En nombre del bienestar público y de la belleza, inundemos las estepas
áridas. No queremos fealdad en ninguna parte, sino hermosura que nos enamore
de nuestros campos, para que en ellos podamos vivir y gozar de cuanto da la
Naturaleza: lozanos plantíos, risueños bosques, deliciosas alquerías, donde
hallemos el ejercicio sano y la paz del alma. Un país reconcentrado en
poblaciones oscuras y pestilentes, es un enfermo de congestión crónica. La
vida se estanca, la sangre no circula, y el tedio urbano, grave dolencia,
estimula todos los vicios.
Como el
agua a los campos, es necesaria la educación a nuestros secos y endurecidos
entendimientos. Han dicho que no deseamos instruirnos, puesto que no pedimos
la instrucción con el ansia del hambriento que quiere pan. La instrucción no
se pide de otro modo que por la voz, o mejor, por los signos de la
ignorancia. El ignorante es un niño, y el niño no pide más que el pecho, si es
chiquitín, o los juguetes, si es grandullón. Aguardar, para la educación de
la criatura, a que esta diga «llévenme a la escuela que tengo muchas ganas de
ser sabio», es fiar nuestros planes a la infinita pachorra de la Eternidad.
Si así lo hiciéramos demostraríamos que los grandes somos tan cerriles como
los pequeños.

Registros almacenados:
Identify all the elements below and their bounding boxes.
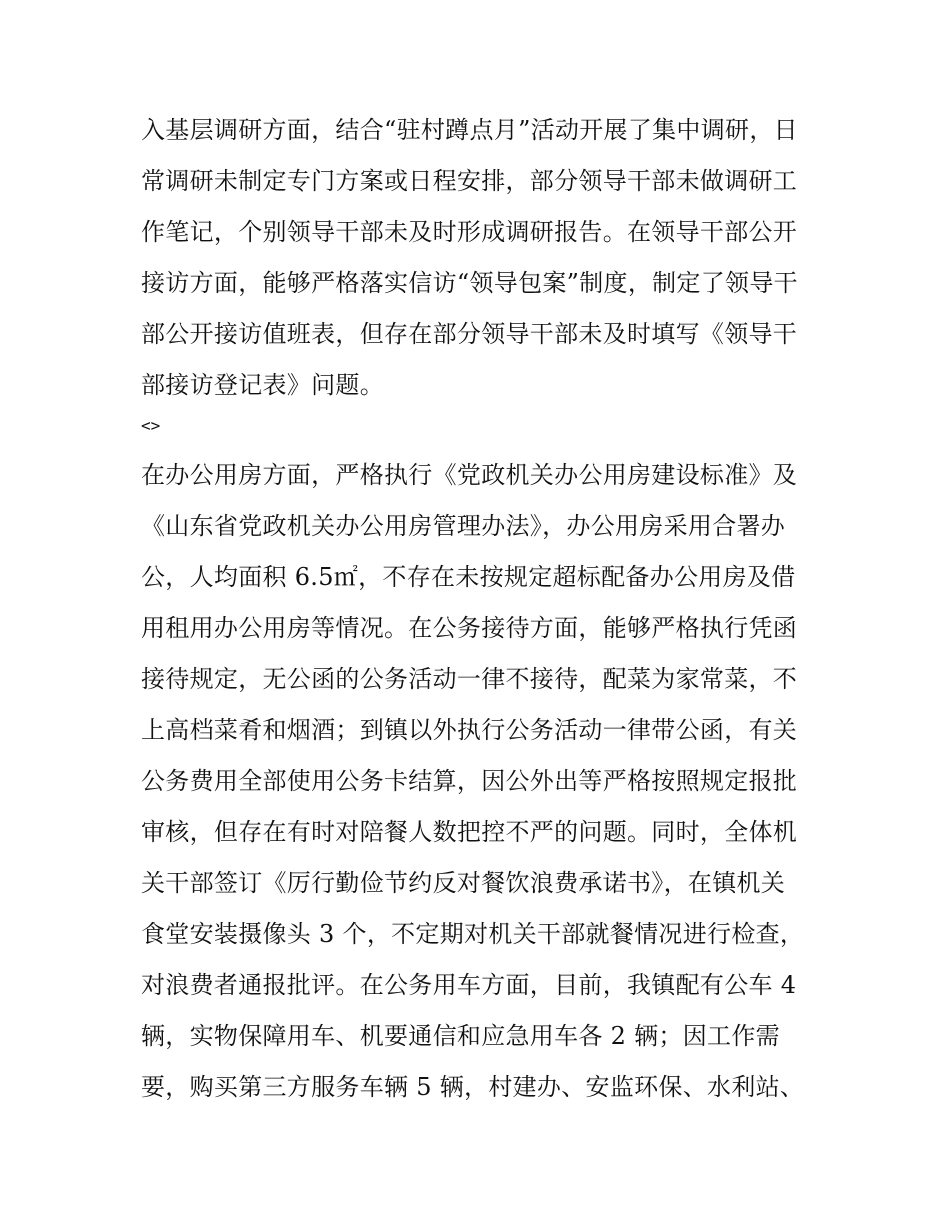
text-line: 用租用办公用房等情况。在公务接待方面，能够严格执行凭函 [141, 614, 798, 642]
section-separator: <> [141, 416, 161, 435]
paragraph-research-and-visits [141, 105, 821, 411]
text-line: 公务费用全部使用公务卡结算，因公外出等严格按照规定报批 [141, 767, 798, 795]
text-line: 在办公用房方面，严格执行《党政机关办公用房建设标准》及 [141, 461, 798, 489]
text-line: 入基层调研方面，结合“驻村蹲点月”活动开展了集中调研，日 [141, 116, 798, 144]
text-line: 部接访登记表》问题。 [141, 371, 384, 399]
text-line: 要，购买第三方服务车辆 5 辆，村建办、安监环保、水利站、 [141, 1073, 805, 1101]
paragraph-office-reception-vehicles [141, 450, 821, 1113]
text-line: 常调研未制定专门方案或日程安排，部分领导干部未做调研工 [141, 167, 798, 195]
text-line: 接待规定，无公函的公务活动一律不接待，配菜为家常菜，不 [141, 665, 798, 693]
text-line: 接访方面，能够严格落实信访“领导包案”制度，制定了领导干 [141, 269, 798, 297]
text-line: 部公开接访值班表，但存在部分领导干部未及时填写《领导干 [141, 320, 798, 348]
text-line: 对浪费者通报批评。在公务用车方面，目前，我镇配有公车 4 [141, 971, 797, 999]
text-line: 食堂安装摄像头 3 个，不定期对机关干部就餐情况进行检查， [141, 920, 805, 948]
text-line: 审核，但存在有时对陪餐人数把控不严的问题。同时，全体机 [141, 818, 798, 846]
text-line: 关干部签订《厉行勤俭节约反对餐饮浪费承诺书》，在镇机关 [141, 869, 786, 897]
text-line: 上高档菜肴和烟酒；到镇以外执行公务活动一律带公函，有关 [141, 716, 798, 744]
text-line: 辆，实物保障用车、机要通信和应急用车各 2 辆；因工作需 [141, 1022, 780, 1050]
text-line: 作笔记，个别领导干部未及时形成调研报告。在领导干部公开 [141, 218, 798, 246]
text-line: 公，人均面积 6.5㎡，不存在未按规定超标配备办公用房及借 [141, 563, 796, 591]
text-line: 《山东省党政机关办公用房管理办法》，办公用房采用合署办 [141, 512, 786, 540]
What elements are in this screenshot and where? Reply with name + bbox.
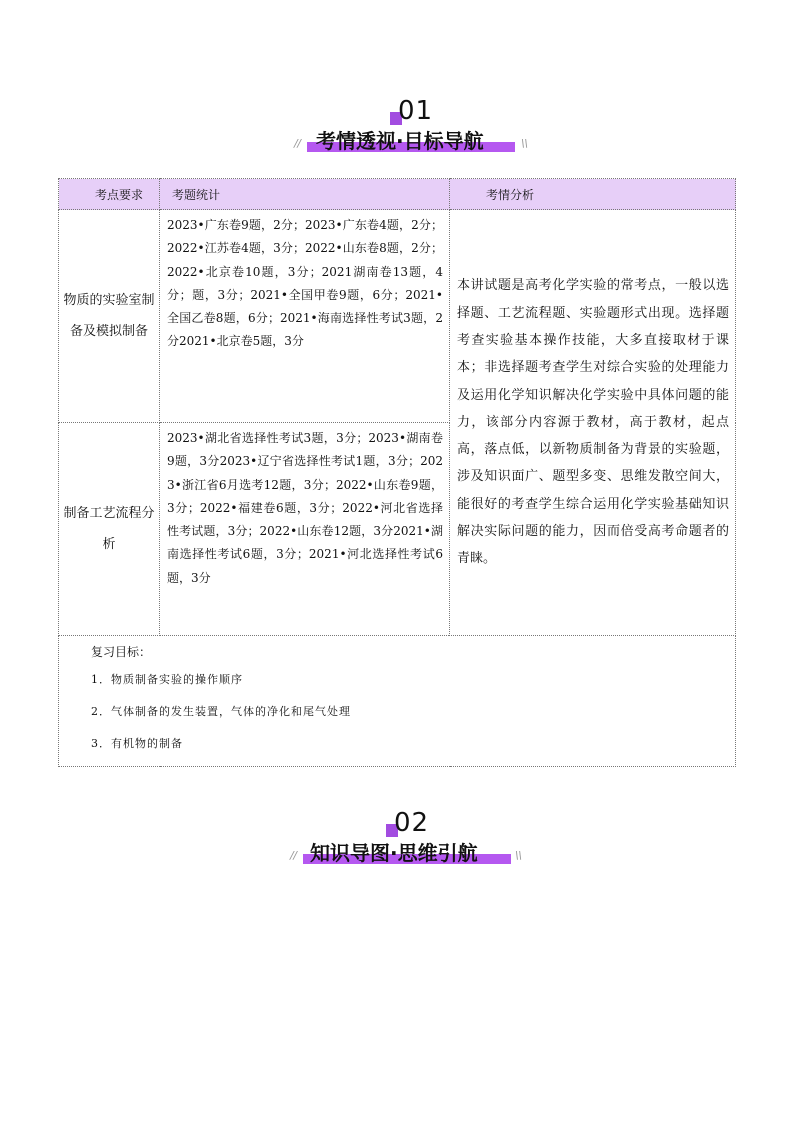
decor-slashes-left: / / <box>294 137 299 150</box>
goal-item: 1．物质制备实验的操作顺序 <box>91 673 243 686</box>
goals-row <box>59 636 736 767</box>
section-title: 知识导图·思维引航 <box>310 841 478 865</box>
header-statistics: 考题统计 <box>160 179 450 210</box>
goals-cell <box>59 636 736 767</box>
stats-cell: 2023•广东卷9题，2分；2023•广东卷4题，2分；2022•江苏卷4题，3分；2022•山东卷8题，2分；2022•北京卷10题，3分；2021湖南卷13题，4分；题，3分；2021•全国甲卷9题，6分；2021•全国乙卷8题，6分；2021•海南选择性考试3题，2分2021•北京卷5题，3分 <box>160 210 450 423</box>
exam-analysis-table <box>58 178 736 767</box>
header-requirement: 考点要求 <box>59 179 160 210</box>
stats-cell: 2023•湖北省选择性考试3题，3分；2023•湖南卷9题，3分2023•辽宁省选择性考试1题，3分；2023•浙江省6月选考12题，3分；2022•山东卷9题，3分；2022•福建卷6题，3分；2022•河北省选择性考试题，3分；2022•山东卷12题，3分2021•湖南选择性考试6题，3分；2021•河北选择性考试6题，3分 <box>160 423 450 636</box>
decor-slashes-right: \ \ <box>515 849 520 862</box>
goal-item: 2．气体制备的发生装置，气体的净化和尾气处理 <box>91 705 351 718</box>
section-number: 01 <box>398 96 434 126</box>
section-number: 02 <box>394 808 430 838</box>
goals-title: 复习目标： <box>91 645 152 659</box>
goal-item: 3．有机物的制备 <box>91 737 183 750</box>
section-header-02 <box>0 808 794 878</box>
section-title: 考情透视·目标导航 <box>316 129 484 153</box>
header-analysis: 考情分析 <box>450 179 736 210</box>
table-header-row <box>59 179 736 210</box>
decor-slashes-left: / / <box>290 849 295 862</box>
topic-cell: 制备工艺流程分析 <box>59 423 160 636</box>
section-header-01 <box>0 96 794 166</box>
table-row <box>59 210 736 423</box>
topic-cell: 物质的实验室制备及模拟制备 <box>59 210 160 423</box>
analysis-cell: 本讲试题是高考化学实验的常考点，一般以选择题、工艺流程题、实验题形式出现。选择题考查实验基本操作技能，大多直接取材于课本；非选择题考查学生对综合实验的处理能力及运用化学知识解决化学实验中具体问题的能力，该部分内容源于教材，高于教材，起点高，落点低，以新物质制备为背景的实验题，涉及知识面广、题型多变、思维发散空间大，能很好的考查学生综合运用化学实验基础知识解决实际问题的能力，因而倍受高考命题者的青睐。 <box>450 210 736 636</box>
decor-slashes-right: \ \ <box>521 137 526 150</box>
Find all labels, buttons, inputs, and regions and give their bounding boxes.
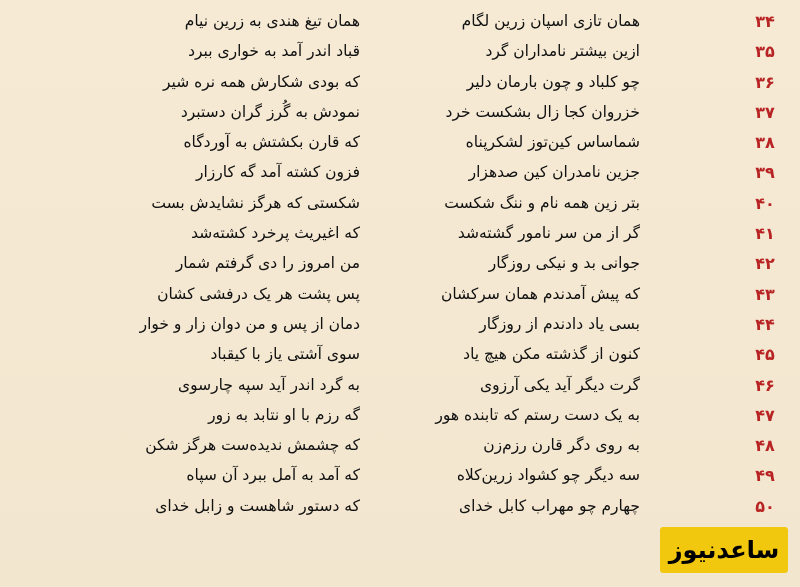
verse-row (0, 129, 800, 159)
verse-row (0, 432, 800, 462)
verse-row (0, 281, 800, 311)
first-hemistich: خزروان کجا زال بشکست خرد (445, 102, 640, 121)
second-hemistich: پس پشت هر یک درفشی کشان (157, 284, 360, 303)
second-hemistich: نمودش به گُرز گران دستبرد (180, 102, 360, 121)
verse-row (0, 462, 800, 492)
second-hemistich: که قارن بکشتش به آوردگاه (183, 133, 360, 152)
second-hemistich: شکستی که هرگز نشایدش بست (151, 193, 360, 212)
verse-row (0, 190, 800, 220)
first-hemistich: به روی دگر قارن رزم‌زن (483, 436, 640, 455)
verse-number: ۴۳ (755, 284, 775, 304)
verse-number: ۴۲ (755, 254, 775, 274)
second-hemistich: من امروز را دی گرفتم شمار (175, 254, 360, 273)
verse-row (0, 38, 800, 68)
verse-number: ۴۱ (755, 224, 775, 244)
verse-row (0, 493, 800, 523)
verse-row (0, 8, 800, 38)
second-hemistich: فزون کشته آمد گه کارزار (195, 163, 360, 182)
verse-number: ۳۴ (755, 12, 775, 31)
verse-number: ۴۰ (755, 193, 775, 213)
second-hemistich: که اغیریث پرخرد کشته‌شد (191, 224, 360, 243)
second-hemistich: به گرد اندر آید سپه چارسوی (178, 375, 360, 394)
verse-number: ۳۹ (755, 163, 775, 183)
first-hemistich: کنون از گذشته مکن هیچ یاد (463, 345, 640, 364)
first-hemistich: گرت دیگر آید یکی آرزوی (479, 375, 640, 394)
second-hemistich: گه رزم با او نتابد به زور (208, 405, 360, 424)
verse-number: ۴۷ (755, 405, 775, 425)
first-hemistich: جوانی بد و نیکی روزگار (488, 254, 640, 273)
verse-row (0, 341, 800, 371)
first-hemistich: به یک دست رستم که تابنده هور (435, 405, 640, 424)
verse-number: ۴۸ (755, 436, 775, 456)
verse-number: ۳۶ (755, 72, 775, 92)
verse-row (0, 402, 800, 432)
verse-number: ۴۶ (755, 375, 775, 395)
second-hemistich: که بودی شکارش همه نره شیر (162, 72, 360, 91)
first-hemistich: که پیش آمدندم همان سرکشان (440, 284, 640, 303)
verse-row (0, 159, 800, 189)
first-hemistich: شماساس کین‌توز لشکرپناه (465, 133, 640, 152)
verse-row (0, 311, 800, 341)
second-hemistich: که دستور شاهست و زابل خدای (155, 496, 360, 515)
verse-row (0, 250, 800, 280)
verse-number: ۵۰ (755, 496, 775, 516)
first-hemistich: جزین نامدران کین صدهزار (468, 163, 640, 182)
verse-number: ۴۹ (755, 466, 775, 486)
second-hemistich: که چشمش ندیده‌ست هرگز شکن (145, 436, 360, 455)
verse-row (0, 69, 800, 99)
first-hemistich: بسی یاد دادندم از روزگار (479, 314, 640, 333)
verse-number: ۴۵ (755, 345, 775, 365)
second-hemistich: سوی آشتی یاز با کیقباد (210, 345, 360, 364)
verse-list (0, 8, 800, 523)
first-hemistich: گر از من سر نامور گشته‌شد (457, 224, 640, 243)
verse-number: ۳۸ (755, 133, 775, 153)
verse-row (0, 99, 800, 129)
first-hemistich: سه دیگر چو کشواد زرین‌کلاه (456, 466, 640, 485)
verse-row (0, 220, 800, 250)
first-hemistich: ازین بیشتر نامداران گرد (485, 42, 640, 61)
verse-number: ۴۴ (755, 314, 775, 334)
second-hemistich: قباد اندر آمد به خواری ببرد (188, 42, 360, 61)
second-hemistich: همان تیغ هندی به زرین نیام (184, 12, 360, 30)
brand-logo: ساعدنیوز (660, 527, 788, 573)
second-hemistich: که آمد به آمل ببرد آن سپاه (186, 466, 360, 485)
verse-row (0, 372, 800, 402)
first-hemistich: بتر زین همه نام و ننگ شکست (444, 193, 640, 212)
second-hemistich: دمان از پس و من دوان زار و خوار (139, 314, 360, 333)
verse-number: ۳۵ (755, 42, 775, 62)
verse-number: ۳۷ (755, 102, 775, 122)
first-hemistich: چو کلباد و چون بارمان دلیر (466, 72, 640, 91)
first-hemistich: همان تازی اسپان زرین لگام (461, 12, 640, 30)
first-hemistich: چهارم چو مهراب کابل خدای (458, 496, 640, 515)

EJERCICIOS A REALIZAR =>
**1.** Responde en una línea cada una de estas preguntas sobre el fragmento propuesto:
(a) ¿Qué hay que inundar en nombre del bienestar público y de la belleza?
(b) ¿A qué equivale un país reconcentrado en poblaciones oscuras y pestilentes?
(c) ¿Qué pide el niño cuando es chiquitín?
**2.** ¿Podrías prolongar el fragmento sobre el riego de los campos y la educación a partir de su última oración?

RESPUESTAS POR TAREA =>
**1.**
(a) Las estepas áridas.
(b) A un enfermo de congestión crónica.
(c) El pecho.

**2.**
Procuremos
grandes y chicos instruirnos y civilizarnos, persiguiendo las tinieblas que
el que menos y el que más llevan dentro de su caletre. El cerebro español
necesita más que otro alguno de limpiones enérgicos para que no quede huella
de las negruras heredadas o adquiridas en la infancia. Y al paso que nos
instruimos, cuidémonos mucho de no ser presumidos ni envidiosos, que el
orgullo y el desagrado del bien ajeno son dos feísimas excrecencias adheridas
a nuestro ser, que piden un formidable esfuerzo para ser arrancadas y
arrojadas al fuego como yerba dañosa. La presunción es cosa muy mala, pero
todavía que el desprecio de nosotros mismos, cuando nos da por creer que
somos unos bárbaros incapaces de benignos sentimientos, de cultura y de vivir
en paz unos con otros. Ni esto sirve para nada, ni menos el suponernos únicos
poseedores de la verdad, y los más bonitos, los más agudos que en el mundo
existen. El odioso remate de estos defectos es la pálida envidia, que nos
priva del goce de admirar al que por su ingenio, por su perseverancia o por
otra virtud está más alto que nosotros. Seamos modestos, y aprendamos a no
estirar la pierna de nuestras iniciativas más allá de lo que alcanza la sábana
de nuestras facultades. Hagamos cada cual, dentro de la propia esfera, lo que
sepamos y podamos: el que pueda mucho, mucho; poquito el que poquito pueda, y
el que no pueda nada, o casi nada, estése callado y circunspecto viendo la
labor de los demás. Acostumbrémonos a rematar cumplidamente, con plena
conciencia, todo lo que emprendamos; no dejemos a medias lo que reclama el
acabamiento de todas sus partes para ser un conjunto orgánico, lógico,
eficaz, y conservémonos dentro de la esfera propia, aunque sea de las
secundarias, sin intentar colarnos en las superiores, que ya tienen sus
legítimos ocupantes. Cada cual en su puesto, cada cual en su obligación, con
el propósito de cumplirla estrictamente, será la redención única y posible,
poniendo sobre todo, el anhelo, la convicción firme de un vivir honrado y
dichoso, en perfecta concordancia con el bienestar y la honradez de los
demás.
¿Es esto
soñar? ¡Desgraciado el pueblo que no tiene algún ensueño constitutivo y
crónico, norma para la realidad, jalón plantado en las lejanías de su camino!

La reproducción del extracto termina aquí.